_WHAT IS REQUIRED_: Tally the lines in the data that follows that include the word "File", and report nothing but the total.

Start of DATA SHOWN

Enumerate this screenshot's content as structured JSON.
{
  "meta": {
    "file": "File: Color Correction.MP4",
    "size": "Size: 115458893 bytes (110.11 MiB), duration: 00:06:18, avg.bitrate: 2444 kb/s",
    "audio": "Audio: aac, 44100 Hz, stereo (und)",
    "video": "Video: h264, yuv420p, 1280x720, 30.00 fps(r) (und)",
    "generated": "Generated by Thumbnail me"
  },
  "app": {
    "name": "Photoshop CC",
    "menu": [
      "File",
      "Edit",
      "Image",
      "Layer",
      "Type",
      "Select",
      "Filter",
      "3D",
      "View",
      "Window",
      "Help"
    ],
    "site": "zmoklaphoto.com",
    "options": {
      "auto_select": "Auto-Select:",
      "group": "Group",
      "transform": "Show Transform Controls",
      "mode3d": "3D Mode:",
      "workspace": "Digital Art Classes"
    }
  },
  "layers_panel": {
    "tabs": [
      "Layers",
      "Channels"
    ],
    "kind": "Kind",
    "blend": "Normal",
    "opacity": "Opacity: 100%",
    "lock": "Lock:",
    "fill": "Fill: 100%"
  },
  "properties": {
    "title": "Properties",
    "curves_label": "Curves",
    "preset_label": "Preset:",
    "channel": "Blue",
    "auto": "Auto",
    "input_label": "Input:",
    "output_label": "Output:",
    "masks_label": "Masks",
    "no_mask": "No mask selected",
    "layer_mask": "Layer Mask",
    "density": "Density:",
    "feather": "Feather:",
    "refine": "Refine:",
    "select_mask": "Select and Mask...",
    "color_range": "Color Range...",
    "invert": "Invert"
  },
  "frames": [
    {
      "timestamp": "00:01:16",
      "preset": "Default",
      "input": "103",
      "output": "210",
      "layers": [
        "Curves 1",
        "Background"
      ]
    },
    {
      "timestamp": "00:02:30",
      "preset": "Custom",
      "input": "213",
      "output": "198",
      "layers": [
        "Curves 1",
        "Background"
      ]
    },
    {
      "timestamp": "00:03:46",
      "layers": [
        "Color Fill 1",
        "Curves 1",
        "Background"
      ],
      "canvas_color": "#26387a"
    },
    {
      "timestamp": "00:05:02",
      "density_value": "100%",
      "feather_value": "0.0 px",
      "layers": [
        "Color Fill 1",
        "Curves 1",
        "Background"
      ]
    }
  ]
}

End of DATA SHOWN

_WORKED SOLUTION_: 2